Stored data

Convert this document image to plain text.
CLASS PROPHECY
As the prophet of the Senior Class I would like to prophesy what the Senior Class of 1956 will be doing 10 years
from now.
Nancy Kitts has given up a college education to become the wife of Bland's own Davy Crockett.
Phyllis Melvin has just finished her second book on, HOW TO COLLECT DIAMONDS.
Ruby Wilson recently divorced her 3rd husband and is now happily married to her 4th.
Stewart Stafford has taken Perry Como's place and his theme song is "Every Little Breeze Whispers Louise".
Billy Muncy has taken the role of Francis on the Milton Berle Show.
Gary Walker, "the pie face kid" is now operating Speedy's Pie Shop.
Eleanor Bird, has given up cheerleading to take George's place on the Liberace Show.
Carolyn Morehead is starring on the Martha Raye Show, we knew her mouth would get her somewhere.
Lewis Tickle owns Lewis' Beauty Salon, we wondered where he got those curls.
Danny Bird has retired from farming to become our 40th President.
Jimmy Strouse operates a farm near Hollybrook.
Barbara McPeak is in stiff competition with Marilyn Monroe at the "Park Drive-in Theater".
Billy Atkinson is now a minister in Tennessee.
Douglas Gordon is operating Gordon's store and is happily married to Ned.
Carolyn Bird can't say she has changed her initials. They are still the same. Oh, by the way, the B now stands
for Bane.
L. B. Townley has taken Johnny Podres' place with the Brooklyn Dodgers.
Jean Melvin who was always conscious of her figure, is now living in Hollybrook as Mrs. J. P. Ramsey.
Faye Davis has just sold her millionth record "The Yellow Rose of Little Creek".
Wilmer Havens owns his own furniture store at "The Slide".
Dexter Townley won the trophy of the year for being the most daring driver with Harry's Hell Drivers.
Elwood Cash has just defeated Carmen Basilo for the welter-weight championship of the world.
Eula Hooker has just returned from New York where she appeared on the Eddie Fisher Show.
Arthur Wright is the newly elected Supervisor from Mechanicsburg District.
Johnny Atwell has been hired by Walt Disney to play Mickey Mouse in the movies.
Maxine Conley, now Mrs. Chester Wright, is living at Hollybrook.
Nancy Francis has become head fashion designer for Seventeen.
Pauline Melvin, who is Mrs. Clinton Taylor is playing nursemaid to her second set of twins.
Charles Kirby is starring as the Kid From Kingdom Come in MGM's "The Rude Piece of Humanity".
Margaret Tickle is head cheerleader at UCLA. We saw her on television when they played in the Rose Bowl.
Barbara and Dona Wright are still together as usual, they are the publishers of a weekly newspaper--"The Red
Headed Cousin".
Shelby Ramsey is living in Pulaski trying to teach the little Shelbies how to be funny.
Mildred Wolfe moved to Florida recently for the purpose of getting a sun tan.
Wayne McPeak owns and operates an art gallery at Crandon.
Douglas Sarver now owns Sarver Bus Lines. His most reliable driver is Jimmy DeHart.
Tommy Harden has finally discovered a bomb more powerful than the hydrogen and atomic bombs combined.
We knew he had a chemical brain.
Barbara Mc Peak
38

Written request
Every record shown above must be echoed exactly.

The completed task
Convert this document image to plain text.
CLASS PROPHECY
As the prophet of the Senior Class I would like to prophesy what the Senior Class of 1956 will be doing 10 years
from now.
Nancy Kitts has given up a college education to become the wife of Bland's own Davy Crockett.
Phyllis Melvin has just finished her second book on, HOW TO COLLECT DIAMONDS.
Ruby Wilson recently divorced her 3rd husband and is now happily married to her 4th.
Stewart Stafford has taken Perry Como's place and his theme song is "Every Little Breeze Whispers Louise".
Billy Muncy has taken the role of Francis on the Milton Berle Show.
Gary Walker, "the pie face kid" is now operating Speedy's Pie Shop.
Eleanor Bird, has given up cheerleading to take George's place on the Liberace Show.
Carolyn Morehead is starring on the Martha Raye Show, we knew her mouth would get her somewhere.
Lewis Tickle owns Lewis' Beauty Salon, we wondered where he got those curls.
Danny Bird has retired from farming to become our 40th President.
Jimmy Strouse operates a farm near Hollybrook.
Barbara McPeak is in stiff competition with Marilyn Monroe at the "Park Drive-in Theater".
Billy Atkinson is now a minister in Tennessee.
Douglas Gordon is operating Gordon's store and is happily married to Ned.
Carolyn Bird can't say she has changed her initials. They are still the same. Oh, by the way, the B now stands
for Bane.
L. B. Townley has taken Johnny Podres' place with the Brooklyn Dodgers.
Jean Melvin who was always conscious of her figure, is now living in Hollybrook as Mrs. J. P. Ramsey.
Faye Davis has just sold her millionth record "The Yellow Rose of Little Creek".
Wilmer Havens owns his own furniture store at "The Slide".
Dexter Townley won the trophy of the year for being the most daring driver with Harry's Hell Drivers.
Elwood Cash has just defeated Carmen Basilo for the welter-weight championship of the world.
Eula Hooker has just returned from New York where she appeared on the Eddie Fisher Show.
Arthur Wright is the newly elected Supervisor from Mechanicsburg District.
Johnny Atwell has been hired by Walt Disney to play Mickey Mouse in the movies.
Maxine Conley, now Mrs. Chester Wright, is living at Hollybrook.
Nancy Francis has become head fashion designer for Seventeen.
Pauline Melvin, who is Mrs. Clinton Taylor is playing nursemaid to her second set of twins.
Charles Kirby is starring as the Kid From Kingdom Come in MGM's "The Rude Piece of Humanity".
Margaret Tickle is head cheerleader at UCLA. We saw her on television when they played in the Rose Bowl.
Barbara and Dona Wright are still together as usual, they are the publishers of a weekly newspaper--"The Red
Headed Cousin".
Shelby Ramsey is living in Pulaski trying to teach the little Shelbies how to be funny.
Mildred Wolfe moved to Florida recently for the purpose of getting a sun tan.
Wayne McPeak owns and operates an art gallery at Crandon.
Douglas Sarver now owns Sarver Bus Lines. His most reliable driver is Jimmy DeHart.
Tommy Harden has finally discovered a bomb more powerful than the hydrogen and atomic bombs combined.
We knew he had a chemical brain.
Barbara Mc Peak
38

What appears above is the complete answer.